>>>

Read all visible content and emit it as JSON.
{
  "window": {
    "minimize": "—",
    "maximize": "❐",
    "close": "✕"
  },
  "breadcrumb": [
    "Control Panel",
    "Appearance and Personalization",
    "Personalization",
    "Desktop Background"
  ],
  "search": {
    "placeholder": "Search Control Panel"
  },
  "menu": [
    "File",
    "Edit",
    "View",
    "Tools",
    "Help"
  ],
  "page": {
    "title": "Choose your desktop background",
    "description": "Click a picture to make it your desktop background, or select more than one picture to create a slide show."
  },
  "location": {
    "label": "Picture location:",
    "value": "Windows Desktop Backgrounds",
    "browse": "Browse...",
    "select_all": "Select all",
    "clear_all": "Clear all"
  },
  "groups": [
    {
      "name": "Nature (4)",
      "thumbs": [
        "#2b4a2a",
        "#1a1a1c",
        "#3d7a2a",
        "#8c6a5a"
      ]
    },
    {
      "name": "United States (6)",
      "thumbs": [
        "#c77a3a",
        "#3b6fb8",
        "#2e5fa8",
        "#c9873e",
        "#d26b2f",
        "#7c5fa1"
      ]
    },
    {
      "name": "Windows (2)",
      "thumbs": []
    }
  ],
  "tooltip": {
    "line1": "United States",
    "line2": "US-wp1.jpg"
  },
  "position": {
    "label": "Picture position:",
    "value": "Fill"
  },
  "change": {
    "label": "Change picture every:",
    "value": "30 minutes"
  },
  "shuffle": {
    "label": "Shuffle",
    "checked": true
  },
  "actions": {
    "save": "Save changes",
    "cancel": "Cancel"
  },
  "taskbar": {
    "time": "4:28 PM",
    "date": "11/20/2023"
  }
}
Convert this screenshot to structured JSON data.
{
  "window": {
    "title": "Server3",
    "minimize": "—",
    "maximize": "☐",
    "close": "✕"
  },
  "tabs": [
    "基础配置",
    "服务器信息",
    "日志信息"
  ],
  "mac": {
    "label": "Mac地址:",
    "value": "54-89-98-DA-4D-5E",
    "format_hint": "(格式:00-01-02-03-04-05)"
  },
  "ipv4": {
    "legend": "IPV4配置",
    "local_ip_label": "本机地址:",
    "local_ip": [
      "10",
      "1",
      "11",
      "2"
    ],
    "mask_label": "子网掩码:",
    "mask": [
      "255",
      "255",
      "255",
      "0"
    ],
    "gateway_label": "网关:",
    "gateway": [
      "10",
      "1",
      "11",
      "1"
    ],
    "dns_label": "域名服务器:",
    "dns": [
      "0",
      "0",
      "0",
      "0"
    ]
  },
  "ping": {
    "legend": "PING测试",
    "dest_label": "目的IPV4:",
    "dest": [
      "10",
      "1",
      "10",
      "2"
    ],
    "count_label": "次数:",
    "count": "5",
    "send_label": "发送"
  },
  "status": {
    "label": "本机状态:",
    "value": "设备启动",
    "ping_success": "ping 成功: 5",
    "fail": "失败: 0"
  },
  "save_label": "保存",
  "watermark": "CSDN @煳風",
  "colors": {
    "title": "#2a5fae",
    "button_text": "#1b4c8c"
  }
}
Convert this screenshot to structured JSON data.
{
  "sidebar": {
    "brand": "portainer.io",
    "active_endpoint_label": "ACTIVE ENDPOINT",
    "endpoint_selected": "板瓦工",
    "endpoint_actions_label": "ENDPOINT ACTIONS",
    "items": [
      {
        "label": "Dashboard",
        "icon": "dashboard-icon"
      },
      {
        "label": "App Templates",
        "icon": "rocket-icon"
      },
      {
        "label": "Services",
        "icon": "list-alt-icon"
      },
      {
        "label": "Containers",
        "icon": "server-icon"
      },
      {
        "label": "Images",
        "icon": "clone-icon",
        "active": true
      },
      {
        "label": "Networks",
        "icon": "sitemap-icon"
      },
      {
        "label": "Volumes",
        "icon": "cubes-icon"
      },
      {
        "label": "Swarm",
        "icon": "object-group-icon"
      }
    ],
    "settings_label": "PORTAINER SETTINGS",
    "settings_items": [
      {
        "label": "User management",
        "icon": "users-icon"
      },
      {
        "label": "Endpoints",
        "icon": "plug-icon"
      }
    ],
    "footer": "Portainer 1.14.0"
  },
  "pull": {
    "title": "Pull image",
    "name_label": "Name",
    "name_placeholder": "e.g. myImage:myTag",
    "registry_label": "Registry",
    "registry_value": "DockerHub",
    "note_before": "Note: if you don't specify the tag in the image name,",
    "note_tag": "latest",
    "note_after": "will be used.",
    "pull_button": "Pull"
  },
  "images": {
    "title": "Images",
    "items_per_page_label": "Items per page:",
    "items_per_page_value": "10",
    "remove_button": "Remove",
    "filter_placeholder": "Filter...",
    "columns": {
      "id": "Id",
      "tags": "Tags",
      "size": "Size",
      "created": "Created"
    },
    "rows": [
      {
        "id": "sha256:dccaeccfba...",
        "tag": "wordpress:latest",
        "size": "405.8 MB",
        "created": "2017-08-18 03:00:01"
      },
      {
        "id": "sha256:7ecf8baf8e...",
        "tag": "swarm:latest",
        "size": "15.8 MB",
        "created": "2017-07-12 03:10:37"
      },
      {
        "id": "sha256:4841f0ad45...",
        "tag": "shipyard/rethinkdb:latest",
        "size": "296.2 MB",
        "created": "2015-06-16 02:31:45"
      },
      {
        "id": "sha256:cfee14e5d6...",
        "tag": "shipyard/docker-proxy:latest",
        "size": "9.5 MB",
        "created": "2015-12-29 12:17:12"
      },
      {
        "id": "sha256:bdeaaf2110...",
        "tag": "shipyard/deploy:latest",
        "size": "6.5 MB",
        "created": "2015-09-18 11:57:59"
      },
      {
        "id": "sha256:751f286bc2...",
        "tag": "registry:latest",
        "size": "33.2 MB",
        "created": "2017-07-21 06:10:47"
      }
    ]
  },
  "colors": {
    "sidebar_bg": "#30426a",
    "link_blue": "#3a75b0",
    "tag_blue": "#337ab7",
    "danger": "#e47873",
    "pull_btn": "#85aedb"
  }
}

<<<

**WHAT YOU ARE ASKED TO DO:** Which lines contain the word "your"? Copy each one.

**THE COMPLETED TASK:**
    "title": "Choose your desktop background",
    "description": "Click a picture to make it your desktop background, or select more than one picture to create a slide show."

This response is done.